* [Given task]:
What is the number of lines containing the word "класів"? Please answer with that number and nothing more.

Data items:
________
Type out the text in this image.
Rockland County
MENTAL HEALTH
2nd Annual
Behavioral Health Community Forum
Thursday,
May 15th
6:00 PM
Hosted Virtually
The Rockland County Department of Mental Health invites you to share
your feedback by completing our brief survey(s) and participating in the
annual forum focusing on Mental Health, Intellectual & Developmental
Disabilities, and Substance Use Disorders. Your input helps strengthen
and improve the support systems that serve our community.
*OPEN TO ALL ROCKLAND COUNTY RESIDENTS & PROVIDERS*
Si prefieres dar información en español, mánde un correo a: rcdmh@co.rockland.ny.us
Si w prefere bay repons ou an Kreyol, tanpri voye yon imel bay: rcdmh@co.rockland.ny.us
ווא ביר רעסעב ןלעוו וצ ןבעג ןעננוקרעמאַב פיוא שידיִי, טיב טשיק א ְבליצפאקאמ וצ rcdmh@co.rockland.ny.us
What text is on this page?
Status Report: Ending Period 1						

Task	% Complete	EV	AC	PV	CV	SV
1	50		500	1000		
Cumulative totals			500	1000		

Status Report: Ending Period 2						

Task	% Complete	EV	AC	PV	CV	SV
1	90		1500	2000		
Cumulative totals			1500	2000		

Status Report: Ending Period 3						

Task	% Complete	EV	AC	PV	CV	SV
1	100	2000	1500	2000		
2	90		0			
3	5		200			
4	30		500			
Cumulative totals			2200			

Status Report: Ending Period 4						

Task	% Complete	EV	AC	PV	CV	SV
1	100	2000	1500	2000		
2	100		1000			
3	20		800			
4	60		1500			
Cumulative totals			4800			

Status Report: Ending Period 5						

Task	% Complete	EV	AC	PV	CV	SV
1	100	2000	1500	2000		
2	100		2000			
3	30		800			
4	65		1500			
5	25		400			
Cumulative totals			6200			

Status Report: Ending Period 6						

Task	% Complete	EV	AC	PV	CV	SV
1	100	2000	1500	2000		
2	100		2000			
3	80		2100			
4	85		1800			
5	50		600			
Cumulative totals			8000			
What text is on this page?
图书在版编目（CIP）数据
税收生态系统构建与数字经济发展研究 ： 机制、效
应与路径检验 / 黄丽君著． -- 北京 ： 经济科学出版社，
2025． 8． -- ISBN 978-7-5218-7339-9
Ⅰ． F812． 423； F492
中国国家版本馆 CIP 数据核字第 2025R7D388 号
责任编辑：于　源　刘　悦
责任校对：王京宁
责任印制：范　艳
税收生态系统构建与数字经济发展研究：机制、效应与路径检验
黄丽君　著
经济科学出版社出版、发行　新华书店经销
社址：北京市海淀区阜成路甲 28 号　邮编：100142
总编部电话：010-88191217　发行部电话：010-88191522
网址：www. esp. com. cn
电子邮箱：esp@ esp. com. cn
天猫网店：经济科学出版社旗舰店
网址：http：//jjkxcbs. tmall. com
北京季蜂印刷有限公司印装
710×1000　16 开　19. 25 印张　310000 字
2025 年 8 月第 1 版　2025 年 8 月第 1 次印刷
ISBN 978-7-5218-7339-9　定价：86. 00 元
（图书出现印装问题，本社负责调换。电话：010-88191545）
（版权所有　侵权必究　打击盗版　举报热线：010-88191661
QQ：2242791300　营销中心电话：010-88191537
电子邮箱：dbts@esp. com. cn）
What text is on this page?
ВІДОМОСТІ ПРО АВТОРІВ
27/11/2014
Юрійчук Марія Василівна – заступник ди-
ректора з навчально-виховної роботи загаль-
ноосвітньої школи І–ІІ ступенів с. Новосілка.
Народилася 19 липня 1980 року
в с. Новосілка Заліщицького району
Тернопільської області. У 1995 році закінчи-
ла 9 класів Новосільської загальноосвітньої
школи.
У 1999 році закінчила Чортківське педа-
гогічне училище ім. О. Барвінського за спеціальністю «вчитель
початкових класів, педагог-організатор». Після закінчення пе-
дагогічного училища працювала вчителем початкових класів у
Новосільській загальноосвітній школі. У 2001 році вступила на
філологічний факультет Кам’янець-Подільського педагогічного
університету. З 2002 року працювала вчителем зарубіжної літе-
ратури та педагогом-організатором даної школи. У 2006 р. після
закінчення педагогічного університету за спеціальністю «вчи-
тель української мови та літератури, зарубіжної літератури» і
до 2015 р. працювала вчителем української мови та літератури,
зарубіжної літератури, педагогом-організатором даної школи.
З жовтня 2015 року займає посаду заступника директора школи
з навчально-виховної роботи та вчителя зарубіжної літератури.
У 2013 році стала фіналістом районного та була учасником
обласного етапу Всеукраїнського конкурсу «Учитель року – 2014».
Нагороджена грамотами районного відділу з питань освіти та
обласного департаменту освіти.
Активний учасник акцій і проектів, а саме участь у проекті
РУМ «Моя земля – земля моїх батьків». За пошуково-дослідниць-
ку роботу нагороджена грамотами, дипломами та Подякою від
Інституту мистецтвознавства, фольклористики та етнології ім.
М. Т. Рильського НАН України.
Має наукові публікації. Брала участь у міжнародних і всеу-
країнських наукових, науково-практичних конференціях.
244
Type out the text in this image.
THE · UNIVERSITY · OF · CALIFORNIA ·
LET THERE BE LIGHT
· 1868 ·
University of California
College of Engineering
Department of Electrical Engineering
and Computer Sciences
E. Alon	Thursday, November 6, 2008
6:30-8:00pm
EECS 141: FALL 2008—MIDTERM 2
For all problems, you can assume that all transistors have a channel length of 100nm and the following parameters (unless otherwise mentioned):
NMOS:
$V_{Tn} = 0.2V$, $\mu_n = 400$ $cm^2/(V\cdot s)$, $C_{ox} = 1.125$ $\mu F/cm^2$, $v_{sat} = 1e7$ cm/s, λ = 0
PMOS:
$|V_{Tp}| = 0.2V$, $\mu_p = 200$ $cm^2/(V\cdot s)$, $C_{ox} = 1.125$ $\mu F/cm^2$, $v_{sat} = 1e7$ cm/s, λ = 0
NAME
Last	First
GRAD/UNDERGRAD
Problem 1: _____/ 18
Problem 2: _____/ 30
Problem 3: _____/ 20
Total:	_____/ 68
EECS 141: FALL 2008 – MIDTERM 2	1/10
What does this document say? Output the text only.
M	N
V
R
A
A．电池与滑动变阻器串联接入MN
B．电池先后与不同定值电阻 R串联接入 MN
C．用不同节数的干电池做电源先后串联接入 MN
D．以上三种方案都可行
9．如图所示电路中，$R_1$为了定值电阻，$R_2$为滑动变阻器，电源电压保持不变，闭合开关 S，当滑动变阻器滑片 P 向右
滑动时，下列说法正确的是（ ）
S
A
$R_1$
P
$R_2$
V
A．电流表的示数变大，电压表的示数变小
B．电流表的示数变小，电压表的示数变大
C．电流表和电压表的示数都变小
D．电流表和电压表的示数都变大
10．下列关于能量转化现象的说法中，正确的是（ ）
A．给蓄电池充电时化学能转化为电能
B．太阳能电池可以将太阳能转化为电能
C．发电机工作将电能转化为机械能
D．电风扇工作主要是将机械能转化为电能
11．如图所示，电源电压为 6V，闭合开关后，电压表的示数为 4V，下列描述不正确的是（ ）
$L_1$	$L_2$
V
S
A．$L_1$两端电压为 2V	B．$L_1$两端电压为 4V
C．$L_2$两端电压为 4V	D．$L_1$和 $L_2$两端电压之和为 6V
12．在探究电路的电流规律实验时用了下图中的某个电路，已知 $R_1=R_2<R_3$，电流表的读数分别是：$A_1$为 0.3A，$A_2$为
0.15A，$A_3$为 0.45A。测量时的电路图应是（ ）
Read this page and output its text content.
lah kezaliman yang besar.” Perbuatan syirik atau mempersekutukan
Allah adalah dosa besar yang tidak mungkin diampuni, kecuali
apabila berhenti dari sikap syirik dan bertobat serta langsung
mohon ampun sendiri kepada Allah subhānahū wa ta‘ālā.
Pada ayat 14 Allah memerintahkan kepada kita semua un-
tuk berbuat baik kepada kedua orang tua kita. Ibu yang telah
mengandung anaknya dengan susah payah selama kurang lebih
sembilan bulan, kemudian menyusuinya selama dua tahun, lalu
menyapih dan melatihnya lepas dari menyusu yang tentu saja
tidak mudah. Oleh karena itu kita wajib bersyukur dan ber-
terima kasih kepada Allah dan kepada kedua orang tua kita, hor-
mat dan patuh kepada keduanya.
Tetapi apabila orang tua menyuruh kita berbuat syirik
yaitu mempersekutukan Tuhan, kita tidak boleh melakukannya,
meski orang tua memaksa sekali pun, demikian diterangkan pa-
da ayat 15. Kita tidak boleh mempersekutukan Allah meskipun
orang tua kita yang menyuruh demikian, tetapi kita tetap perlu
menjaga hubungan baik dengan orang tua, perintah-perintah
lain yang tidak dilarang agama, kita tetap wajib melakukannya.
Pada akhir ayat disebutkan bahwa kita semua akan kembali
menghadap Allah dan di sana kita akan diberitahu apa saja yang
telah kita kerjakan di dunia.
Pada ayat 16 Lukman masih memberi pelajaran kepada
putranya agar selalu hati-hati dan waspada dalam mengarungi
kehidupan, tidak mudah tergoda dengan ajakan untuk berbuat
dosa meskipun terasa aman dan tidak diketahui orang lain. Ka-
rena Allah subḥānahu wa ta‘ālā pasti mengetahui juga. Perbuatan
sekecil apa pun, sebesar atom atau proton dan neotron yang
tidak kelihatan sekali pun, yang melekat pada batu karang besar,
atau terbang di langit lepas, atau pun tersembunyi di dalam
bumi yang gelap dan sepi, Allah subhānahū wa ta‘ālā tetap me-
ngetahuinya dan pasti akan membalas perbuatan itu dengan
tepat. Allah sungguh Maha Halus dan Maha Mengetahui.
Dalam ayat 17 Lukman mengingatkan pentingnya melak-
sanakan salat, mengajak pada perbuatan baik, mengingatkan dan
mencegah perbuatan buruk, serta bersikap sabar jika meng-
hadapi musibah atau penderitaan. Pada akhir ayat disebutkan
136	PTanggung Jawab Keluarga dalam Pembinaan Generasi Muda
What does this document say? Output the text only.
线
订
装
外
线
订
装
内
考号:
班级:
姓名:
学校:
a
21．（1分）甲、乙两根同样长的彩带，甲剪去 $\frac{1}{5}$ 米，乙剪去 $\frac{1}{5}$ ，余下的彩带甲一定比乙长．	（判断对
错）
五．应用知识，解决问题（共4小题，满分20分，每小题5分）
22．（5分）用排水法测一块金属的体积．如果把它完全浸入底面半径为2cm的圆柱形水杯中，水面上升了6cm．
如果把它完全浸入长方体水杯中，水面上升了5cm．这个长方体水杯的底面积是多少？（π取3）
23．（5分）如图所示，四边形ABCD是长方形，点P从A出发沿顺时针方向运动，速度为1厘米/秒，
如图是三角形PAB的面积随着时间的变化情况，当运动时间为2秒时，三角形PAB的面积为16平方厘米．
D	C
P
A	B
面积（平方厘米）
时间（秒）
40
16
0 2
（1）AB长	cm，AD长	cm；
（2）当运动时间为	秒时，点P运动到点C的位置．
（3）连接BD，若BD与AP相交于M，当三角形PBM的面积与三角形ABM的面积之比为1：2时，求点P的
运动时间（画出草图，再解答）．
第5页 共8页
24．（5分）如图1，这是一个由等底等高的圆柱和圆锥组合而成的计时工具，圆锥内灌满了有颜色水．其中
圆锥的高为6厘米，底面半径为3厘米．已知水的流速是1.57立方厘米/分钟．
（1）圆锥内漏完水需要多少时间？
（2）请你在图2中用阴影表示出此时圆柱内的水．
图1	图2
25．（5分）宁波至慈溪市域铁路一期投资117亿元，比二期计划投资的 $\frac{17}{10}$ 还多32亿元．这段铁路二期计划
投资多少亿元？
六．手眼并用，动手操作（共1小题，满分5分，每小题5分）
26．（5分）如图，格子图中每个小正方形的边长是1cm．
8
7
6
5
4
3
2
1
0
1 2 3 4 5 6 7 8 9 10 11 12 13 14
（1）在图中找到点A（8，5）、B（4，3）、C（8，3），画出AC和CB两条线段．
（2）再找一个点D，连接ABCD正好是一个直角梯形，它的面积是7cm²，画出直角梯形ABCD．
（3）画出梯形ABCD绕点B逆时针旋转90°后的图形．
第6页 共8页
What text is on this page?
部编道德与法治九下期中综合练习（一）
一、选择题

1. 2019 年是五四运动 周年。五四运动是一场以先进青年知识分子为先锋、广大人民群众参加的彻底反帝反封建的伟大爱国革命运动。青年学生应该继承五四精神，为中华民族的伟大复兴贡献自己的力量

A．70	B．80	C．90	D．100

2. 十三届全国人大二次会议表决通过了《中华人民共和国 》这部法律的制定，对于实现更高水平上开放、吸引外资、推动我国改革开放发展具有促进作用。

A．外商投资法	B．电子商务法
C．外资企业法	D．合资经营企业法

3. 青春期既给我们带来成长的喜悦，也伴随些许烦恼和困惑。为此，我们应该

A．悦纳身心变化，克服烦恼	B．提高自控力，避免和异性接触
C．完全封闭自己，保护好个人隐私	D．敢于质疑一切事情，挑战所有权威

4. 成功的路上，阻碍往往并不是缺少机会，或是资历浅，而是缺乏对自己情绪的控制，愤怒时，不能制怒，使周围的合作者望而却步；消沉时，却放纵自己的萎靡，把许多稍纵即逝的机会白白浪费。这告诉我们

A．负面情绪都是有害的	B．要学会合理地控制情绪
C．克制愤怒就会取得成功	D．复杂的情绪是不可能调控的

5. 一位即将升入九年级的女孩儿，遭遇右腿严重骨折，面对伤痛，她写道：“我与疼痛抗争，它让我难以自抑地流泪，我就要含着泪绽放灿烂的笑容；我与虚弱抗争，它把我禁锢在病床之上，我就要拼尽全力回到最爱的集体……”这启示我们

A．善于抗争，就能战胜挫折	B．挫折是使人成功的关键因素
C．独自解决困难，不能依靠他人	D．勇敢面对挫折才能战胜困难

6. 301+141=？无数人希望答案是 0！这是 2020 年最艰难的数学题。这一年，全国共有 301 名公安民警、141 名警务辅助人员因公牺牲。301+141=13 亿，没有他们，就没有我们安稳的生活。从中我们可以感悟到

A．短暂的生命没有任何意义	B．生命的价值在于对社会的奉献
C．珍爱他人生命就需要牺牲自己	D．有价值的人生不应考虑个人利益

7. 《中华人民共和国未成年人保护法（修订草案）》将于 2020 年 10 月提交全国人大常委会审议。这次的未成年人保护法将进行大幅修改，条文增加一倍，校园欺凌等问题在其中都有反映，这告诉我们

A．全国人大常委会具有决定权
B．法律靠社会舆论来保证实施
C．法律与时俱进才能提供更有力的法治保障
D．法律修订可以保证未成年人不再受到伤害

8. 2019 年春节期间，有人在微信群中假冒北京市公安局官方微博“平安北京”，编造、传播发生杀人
________
* [Result for this exercise]:
3